LISTED ENTRIES.
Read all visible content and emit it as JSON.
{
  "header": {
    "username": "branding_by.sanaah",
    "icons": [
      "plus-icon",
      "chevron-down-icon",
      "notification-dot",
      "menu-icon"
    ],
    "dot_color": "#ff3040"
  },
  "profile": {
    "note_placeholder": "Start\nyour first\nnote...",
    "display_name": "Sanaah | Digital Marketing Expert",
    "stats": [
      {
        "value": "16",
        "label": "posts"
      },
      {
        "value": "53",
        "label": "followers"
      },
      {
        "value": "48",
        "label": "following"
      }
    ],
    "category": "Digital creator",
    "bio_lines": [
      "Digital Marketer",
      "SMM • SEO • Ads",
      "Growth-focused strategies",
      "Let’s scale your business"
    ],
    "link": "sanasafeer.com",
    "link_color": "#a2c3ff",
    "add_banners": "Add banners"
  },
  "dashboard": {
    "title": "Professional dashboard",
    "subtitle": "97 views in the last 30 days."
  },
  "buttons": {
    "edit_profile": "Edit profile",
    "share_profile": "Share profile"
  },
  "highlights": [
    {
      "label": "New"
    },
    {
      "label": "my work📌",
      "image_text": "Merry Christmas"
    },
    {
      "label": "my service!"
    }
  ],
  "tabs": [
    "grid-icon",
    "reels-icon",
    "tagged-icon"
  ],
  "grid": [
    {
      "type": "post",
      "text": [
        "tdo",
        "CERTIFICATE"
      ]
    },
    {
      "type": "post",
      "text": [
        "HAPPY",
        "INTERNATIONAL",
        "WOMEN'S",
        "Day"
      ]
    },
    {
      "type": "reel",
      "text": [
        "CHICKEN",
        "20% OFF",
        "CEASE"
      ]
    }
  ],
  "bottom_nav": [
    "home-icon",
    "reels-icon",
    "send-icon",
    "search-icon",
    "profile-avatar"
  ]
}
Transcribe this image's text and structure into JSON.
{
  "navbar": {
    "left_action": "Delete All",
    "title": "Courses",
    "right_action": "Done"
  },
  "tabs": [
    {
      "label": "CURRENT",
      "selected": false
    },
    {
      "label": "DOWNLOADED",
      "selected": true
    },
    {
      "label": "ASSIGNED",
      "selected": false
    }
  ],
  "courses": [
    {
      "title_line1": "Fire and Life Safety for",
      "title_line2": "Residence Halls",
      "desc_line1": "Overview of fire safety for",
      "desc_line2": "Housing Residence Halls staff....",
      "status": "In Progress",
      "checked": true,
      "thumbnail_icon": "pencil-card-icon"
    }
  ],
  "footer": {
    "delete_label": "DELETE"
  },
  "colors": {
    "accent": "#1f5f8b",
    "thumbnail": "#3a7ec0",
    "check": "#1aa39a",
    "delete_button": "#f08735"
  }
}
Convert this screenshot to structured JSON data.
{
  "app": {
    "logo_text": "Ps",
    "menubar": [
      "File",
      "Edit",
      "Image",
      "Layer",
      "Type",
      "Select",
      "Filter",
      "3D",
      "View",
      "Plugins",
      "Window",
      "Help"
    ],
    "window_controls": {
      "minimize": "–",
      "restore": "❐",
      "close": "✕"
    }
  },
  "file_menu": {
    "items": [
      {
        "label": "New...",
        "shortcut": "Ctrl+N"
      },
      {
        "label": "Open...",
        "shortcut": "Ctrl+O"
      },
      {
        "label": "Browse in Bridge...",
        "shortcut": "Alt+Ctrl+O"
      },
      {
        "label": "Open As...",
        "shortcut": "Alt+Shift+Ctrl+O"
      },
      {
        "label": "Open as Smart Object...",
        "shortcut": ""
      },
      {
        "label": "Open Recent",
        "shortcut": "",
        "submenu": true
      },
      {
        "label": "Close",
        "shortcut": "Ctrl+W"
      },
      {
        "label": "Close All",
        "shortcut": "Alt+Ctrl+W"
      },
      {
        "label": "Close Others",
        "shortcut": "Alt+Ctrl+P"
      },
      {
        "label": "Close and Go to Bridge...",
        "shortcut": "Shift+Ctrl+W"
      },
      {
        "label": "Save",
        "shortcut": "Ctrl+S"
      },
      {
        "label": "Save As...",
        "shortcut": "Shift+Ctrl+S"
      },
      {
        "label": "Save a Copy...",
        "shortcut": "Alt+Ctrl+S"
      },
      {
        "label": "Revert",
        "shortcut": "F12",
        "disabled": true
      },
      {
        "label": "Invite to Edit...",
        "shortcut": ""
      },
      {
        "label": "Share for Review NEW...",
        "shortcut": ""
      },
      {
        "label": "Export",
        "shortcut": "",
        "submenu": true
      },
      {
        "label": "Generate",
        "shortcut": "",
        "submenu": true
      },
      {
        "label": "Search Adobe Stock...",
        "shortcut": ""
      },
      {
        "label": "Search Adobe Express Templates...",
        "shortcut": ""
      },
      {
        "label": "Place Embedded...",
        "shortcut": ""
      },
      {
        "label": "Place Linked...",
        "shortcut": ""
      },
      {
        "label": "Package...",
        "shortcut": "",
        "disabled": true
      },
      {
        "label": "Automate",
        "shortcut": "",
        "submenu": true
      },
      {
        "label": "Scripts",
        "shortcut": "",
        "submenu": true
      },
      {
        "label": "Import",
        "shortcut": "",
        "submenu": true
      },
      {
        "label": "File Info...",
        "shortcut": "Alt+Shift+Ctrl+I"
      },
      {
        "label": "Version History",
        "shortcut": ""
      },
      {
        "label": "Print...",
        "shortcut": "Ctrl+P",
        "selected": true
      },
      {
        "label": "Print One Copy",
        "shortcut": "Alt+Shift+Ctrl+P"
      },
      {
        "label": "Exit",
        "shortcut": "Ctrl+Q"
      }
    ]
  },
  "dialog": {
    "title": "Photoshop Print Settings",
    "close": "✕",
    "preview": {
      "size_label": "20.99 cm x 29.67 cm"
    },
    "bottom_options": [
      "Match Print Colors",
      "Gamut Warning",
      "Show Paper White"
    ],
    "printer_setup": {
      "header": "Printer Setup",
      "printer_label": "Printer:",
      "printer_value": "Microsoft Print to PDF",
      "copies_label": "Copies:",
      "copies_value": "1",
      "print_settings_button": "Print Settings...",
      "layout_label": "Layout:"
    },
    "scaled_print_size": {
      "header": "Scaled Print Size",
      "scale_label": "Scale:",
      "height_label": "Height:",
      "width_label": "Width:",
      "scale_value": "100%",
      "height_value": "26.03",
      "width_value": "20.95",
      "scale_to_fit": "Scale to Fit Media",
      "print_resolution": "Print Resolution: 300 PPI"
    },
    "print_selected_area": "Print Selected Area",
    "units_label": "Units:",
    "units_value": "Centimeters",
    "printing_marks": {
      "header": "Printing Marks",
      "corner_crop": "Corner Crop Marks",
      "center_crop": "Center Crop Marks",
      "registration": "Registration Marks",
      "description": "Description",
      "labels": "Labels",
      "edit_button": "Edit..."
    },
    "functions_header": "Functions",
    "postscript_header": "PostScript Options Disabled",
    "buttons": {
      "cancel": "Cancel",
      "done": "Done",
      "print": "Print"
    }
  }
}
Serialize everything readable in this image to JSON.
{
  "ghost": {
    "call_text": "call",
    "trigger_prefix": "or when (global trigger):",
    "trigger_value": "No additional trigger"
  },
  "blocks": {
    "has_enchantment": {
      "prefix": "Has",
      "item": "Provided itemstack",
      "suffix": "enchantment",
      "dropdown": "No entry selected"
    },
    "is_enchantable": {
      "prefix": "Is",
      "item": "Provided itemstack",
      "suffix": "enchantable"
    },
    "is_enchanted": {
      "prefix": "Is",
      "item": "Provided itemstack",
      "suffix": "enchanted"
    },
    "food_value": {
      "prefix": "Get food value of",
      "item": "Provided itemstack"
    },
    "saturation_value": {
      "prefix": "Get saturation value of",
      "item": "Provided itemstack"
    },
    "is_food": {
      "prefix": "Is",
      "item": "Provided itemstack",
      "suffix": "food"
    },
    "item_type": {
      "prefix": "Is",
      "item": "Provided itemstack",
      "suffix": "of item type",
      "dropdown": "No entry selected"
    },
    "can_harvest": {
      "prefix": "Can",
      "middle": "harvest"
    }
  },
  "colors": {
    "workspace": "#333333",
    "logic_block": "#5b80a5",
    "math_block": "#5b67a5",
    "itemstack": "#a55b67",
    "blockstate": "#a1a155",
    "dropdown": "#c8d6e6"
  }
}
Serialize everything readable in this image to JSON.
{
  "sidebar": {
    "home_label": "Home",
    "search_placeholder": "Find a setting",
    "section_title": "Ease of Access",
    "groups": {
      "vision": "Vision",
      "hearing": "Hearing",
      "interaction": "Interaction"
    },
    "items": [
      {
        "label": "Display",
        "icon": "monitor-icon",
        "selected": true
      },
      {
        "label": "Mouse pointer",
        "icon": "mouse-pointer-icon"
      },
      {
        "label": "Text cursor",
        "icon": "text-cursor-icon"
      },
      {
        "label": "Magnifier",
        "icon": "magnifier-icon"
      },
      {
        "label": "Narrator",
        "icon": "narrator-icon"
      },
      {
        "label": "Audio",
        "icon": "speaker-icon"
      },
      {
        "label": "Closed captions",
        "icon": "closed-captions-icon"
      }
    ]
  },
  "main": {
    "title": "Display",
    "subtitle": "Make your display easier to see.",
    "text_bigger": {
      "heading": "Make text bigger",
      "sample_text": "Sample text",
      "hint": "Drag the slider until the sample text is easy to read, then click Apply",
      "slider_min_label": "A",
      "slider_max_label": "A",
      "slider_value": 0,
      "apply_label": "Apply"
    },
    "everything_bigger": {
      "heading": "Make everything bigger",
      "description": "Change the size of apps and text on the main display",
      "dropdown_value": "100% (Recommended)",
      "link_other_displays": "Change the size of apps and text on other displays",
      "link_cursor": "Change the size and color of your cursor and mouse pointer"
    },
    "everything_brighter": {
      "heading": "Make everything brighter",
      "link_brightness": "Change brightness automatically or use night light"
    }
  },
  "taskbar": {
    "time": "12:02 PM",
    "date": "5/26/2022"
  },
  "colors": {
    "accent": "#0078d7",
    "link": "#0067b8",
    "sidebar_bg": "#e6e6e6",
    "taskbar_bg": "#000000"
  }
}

WHAT IS EXPECTED. Within the data above, pick out all lines holding the word "trigger".

ANSWER TO THIS EXERCISE.
    "trigger_prefix": "or when (global trigger):",
    "trigger_value": "No additional trigger"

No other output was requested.